* [Records to process]
====
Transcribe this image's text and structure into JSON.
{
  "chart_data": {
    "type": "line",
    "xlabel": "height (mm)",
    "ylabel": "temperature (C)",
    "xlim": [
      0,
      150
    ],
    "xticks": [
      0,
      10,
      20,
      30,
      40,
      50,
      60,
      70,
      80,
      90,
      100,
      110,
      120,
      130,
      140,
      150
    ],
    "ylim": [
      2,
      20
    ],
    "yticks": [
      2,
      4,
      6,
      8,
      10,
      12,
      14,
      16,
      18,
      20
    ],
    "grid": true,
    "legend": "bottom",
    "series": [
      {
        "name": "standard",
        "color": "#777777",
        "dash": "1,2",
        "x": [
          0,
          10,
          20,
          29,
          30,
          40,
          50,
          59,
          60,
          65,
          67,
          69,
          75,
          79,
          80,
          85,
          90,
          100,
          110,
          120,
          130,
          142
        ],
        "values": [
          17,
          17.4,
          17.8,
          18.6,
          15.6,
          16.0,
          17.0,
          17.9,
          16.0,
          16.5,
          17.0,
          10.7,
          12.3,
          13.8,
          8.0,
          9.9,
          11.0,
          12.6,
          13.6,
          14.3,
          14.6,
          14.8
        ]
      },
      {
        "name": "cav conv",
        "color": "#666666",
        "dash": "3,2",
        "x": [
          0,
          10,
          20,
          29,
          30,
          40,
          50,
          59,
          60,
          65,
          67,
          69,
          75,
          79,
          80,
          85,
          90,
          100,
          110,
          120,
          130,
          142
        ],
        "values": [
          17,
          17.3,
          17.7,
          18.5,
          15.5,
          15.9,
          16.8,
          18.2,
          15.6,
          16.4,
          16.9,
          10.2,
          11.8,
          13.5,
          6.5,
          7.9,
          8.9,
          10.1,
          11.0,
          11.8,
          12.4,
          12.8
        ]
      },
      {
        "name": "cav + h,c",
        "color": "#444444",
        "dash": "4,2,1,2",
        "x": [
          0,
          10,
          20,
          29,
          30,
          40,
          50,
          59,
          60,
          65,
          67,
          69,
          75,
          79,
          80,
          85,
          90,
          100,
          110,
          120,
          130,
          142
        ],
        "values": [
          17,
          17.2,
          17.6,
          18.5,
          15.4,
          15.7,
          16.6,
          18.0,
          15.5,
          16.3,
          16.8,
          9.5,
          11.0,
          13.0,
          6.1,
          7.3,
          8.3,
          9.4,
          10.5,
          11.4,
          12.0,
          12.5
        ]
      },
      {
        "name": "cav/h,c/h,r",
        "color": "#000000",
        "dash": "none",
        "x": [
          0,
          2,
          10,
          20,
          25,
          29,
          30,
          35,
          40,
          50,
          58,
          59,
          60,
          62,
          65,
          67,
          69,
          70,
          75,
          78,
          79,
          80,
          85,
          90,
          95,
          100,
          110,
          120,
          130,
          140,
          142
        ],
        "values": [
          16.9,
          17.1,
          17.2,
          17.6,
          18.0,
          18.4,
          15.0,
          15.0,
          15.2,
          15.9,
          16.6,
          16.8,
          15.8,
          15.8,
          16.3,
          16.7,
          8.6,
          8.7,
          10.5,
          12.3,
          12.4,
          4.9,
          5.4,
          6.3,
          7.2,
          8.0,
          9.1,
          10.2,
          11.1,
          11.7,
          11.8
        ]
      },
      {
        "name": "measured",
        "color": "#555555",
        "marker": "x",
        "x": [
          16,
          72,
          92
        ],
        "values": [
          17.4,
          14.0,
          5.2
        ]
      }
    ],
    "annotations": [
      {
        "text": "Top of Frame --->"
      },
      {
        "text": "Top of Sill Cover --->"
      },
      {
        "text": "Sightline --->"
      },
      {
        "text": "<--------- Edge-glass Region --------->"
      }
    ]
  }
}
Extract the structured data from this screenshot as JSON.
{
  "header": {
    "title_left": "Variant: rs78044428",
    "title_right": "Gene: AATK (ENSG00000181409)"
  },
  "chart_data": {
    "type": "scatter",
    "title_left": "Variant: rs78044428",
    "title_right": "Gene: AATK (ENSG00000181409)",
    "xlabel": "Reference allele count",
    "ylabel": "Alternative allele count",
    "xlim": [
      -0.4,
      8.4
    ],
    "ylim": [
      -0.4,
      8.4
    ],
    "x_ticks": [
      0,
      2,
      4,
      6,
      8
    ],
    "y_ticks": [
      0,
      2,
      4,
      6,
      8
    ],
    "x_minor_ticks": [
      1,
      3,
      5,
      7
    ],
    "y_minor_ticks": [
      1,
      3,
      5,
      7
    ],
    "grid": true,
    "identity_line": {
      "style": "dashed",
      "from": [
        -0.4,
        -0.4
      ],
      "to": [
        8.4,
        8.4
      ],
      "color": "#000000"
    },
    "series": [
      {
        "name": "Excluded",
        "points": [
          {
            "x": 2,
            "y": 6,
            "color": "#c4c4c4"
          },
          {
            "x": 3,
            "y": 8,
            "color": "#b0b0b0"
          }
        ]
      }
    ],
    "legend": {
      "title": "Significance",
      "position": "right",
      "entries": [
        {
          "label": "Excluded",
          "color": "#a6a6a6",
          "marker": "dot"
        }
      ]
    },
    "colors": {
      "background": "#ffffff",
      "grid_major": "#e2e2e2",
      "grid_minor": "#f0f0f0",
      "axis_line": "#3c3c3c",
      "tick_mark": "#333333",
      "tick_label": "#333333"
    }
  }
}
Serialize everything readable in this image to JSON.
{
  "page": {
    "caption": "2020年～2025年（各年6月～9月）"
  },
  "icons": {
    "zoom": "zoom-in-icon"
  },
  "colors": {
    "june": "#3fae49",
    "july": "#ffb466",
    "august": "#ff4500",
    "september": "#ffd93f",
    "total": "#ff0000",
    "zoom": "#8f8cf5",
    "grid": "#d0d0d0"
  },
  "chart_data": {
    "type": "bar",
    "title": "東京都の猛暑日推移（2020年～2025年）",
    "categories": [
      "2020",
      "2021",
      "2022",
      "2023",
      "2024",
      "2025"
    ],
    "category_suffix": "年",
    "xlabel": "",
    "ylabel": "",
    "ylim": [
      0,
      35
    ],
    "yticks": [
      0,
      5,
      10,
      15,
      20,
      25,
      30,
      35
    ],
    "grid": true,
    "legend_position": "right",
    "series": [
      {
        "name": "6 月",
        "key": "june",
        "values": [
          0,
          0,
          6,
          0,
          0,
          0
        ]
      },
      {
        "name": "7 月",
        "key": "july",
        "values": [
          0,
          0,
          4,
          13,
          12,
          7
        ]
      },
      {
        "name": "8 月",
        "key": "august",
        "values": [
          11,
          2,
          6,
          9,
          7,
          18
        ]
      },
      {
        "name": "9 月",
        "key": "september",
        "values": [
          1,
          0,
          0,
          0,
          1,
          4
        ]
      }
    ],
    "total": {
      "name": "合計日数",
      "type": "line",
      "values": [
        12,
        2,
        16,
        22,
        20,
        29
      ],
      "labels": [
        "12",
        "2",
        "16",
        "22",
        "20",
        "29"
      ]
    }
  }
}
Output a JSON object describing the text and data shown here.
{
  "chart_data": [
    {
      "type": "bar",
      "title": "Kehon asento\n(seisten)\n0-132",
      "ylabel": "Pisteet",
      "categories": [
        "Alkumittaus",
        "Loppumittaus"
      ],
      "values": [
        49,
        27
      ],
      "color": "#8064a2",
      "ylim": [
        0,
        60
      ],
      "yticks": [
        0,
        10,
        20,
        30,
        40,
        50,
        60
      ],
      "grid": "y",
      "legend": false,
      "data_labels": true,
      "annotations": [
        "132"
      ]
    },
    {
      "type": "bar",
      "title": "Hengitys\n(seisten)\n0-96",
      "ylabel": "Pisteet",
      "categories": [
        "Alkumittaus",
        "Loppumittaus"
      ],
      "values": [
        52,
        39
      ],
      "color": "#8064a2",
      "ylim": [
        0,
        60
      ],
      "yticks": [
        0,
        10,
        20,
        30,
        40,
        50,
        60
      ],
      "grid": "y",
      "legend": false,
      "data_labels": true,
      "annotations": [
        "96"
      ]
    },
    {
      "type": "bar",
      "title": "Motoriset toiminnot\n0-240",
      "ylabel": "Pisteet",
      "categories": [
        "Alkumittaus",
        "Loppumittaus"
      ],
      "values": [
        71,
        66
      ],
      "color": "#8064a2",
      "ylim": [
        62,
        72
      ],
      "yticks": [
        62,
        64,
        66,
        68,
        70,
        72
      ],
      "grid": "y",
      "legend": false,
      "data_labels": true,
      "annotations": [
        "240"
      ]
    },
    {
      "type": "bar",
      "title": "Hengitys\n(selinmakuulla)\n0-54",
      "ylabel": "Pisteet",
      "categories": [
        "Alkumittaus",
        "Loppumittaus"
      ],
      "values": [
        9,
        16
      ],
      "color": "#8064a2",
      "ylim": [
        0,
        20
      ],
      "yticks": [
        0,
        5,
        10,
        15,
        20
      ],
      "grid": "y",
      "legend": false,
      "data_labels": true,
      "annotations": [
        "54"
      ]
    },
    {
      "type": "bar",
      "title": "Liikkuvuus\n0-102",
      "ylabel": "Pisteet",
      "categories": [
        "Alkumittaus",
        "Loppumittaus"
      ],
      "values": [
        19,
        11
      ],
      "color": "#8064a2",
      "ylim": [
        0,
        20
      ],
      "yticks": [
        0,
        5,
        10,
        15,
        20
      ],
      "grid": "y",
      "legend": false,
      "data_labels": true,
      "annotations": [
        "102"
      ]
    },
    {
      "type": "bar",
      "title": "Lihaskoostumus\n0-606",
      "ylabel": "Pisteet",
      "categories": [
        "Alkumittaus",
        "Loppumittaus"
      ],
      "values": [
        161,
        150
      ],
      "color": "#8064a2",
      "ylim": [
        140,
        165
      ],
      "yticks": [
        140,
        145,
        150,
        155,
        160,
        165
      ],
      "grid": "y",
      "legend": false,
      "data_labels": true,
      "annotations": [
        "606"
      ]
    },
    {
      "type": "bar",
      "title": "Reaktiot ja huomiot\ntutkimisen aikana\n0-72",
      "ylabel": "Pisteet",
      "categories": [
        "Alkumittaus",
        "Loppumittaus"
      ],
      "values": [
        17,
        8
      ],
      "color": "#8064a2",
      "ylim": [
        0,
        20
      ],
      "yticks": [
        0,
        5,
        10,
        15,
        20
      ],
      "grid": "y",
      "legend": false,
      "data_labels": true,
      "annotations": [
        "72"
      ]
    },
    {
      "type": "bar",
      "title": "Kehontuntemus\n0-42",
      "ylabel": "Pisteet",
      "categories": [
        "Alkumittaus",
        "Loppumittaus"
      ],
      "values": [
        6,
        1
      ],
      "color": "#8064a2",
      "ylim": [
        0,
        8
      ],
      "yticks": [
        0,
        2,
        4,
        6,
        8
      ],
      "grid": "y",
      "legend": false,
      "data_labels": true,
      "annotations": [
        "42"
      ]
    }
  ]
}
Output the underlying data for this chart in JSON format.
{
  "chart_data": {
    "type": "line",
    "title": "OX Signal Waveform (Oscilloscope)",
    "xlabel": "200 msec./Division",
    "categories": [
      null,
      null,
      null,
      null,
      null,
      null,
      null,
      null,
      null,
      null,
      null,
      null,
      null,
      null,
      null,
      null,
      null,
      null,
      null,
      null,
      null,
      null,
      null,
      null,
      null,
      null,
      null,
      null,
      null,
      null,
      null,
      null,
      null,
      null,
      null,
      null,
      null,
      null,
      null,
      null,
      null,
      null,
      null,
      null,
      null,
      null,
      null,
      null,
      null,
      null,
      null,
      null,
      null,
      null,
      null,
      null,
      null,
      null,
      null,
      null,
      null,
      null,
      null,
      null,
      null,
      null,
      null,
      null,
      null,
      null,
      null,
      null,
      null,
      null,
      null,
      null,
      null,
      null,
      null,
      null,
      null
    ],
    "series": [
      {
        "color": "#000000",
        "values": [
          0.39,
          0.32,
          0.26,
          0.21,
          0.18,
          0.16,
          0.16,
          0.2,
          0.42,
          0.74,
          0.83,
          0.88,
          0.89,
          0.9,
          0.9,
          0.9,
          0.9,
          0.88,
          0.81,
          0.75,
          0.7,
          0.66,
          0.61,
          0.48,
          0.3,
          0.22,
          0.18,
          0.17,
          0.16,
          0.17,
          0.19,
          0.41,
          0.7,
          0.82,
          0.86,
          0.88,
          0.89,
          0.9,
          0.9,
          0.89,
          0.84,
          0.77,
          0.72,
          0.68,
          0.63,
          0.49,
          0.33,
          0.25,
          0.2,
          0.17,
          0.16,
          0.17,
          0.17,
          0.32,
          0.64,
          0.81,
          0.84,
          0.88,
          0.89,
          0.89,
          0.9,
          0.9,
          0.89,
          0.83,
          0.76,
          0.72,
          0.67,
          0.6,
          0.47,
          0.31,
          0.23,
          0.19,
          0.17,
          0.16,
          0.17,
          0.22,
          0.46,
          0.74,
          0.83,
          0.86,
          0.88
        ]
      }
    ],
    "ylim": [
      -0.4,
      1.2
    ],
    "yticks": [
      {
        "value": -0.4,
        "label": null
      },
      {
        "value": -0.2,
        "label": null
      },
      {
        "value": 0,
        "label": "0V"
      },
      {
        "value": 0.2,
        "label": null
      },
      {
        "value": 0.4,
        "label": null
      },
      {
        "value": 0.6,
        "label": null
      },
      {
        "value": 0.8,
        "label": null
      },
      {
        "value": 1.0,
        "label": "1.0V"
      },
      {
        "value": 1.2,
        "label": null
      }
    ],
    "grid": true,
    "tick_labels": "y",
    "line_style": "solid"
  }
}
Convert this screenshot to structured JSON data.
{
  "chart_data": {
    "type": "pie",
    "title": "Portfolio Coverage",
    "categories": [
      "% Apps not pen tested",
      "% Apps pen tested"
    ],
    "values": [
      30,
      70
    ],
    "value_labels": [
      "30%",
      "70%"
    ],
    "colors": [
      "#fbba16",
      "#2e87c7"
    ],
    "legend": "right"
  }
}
====
* [Required task] Pull out every line of the records above that contains the word "name".

* [Solution]
        "name": "standard",
        "name": "cav conv",
        "name": "cav + h,c",
        "name": "cav/h,c/h,r",
        "name": "measured",
        "name": "Excluded",
        "name": "6 月",
        "name": "7 月",
        "name": "8 月",
        "name": "9 月",
      "name": "合計日数",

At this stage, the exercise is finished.